* BEGIN *

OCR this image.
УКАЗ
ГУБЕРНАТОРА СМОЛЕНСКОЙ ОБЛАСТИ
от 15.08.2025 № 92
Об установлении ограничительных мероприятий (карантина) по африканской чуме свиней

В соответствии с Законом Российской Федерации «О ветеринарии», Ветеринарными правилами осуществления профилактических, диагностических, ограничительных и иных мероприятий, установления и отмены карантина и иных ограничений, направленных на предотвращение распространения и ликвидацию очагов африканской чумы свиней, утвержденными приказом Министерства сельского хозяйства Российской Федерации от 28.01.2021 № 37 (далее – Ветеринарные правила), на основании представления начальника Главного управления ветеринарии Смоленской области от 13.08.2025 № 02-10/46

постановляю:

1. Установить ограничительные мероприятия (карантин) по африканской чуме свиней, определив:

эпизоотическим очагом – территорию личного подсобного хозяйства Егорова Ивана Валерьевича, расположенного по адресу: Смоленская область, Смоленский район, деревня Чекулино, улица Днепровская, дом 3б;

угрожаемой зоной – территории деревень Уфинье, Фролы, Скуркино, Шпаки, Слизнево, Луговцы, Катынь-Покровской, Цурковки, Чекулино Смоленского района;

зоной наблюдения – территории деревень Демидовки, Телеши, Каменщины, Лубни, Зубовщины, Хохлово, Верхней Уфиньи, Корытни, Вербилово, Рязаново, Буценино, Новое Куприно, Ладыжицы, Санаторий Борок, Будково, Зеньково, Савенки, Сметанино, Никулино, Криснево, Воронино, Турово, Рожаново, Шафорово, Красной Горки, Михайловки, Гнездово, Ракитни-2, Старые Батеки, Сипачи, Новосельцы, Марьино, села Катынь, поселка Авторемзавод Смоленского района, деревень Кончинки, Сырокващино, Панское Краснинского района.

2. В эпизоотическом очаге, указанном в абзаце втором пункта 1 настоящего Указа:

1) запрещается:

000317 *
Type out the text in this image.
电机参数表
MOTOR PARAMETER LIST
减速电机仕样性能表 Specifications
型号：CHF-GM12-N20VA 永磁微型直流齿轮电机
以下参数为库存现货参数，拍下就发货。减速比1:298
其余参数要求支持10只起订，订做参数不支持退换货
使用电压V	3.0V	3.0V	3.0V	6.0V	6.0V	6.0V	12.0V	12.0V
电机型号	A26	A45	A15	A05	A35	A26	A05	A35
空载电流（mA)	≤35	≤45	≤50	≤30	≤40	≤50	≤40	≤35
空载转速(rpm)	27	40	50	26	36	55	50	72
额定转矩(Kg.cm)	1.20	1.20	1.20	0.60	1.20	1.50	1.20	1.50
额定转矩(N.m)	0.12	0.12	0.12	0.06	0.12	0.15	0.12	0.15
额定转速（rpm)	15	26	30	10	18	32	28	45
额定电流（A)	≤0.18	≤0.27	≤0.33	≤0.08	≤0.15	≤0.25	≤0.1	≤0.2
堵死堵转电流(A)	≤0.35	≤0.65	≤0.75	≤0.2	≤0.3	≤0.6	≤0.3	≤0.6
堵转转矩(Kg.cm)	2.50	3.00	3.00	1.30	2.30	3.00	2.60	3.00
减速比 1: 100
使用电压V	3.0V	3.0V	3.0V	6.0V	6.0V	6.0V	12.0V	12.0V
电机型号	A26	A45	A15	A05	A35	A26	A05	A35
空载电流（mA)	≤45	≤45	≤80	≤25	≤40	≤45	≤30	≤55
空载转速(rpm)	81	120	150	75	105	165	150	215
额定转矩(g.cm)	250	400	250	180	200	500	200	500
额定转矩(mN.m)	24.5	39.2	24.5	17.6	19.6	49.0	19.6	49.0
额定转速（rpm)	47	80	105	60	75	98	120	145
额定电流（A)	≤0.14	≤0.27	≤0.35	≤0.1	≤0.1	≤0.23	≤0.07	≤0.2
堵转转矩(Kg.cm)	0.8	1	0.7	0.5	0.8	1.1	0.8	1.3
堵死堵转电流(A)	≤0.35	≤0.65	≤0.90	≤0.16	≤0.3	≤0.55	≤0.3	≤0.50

* END *

• **Written task**:
Search the records for the string "Катынь" and return every line in which it occurs.

• **Complete answer**:
угрожаемой зоной – территории деревень Уфинье, Фролы, Скуркино, Шпаки, Слизнево, Луговцы, Катынь-Покровской, Цурковки, Чекулино Смоленского района;
зоной наблюдения – территории деревень Демидовки, Телеши, Каменщины, Лубни, Зубовщины, Хохлово, Верхней Уфиньи, Корытни, Вербилово, Рязаново, Буценино, Новое Куприно, Ладыжицы, Санаторий Борок, Будково, Зеньково, Савенки, Сметанино, Никулино, Криснево, Воронино, Турово, Рожаново, Шафорово, Красной Горки, Михайловки, Гнездово, Ракитни-2, Старые Батеки, Сипачи, Новосельцы, Марьино, села Катынь, поселка Авторемзавод Смоленского района, деревень Кончинки, Сырокващино, Панское Краснинского района.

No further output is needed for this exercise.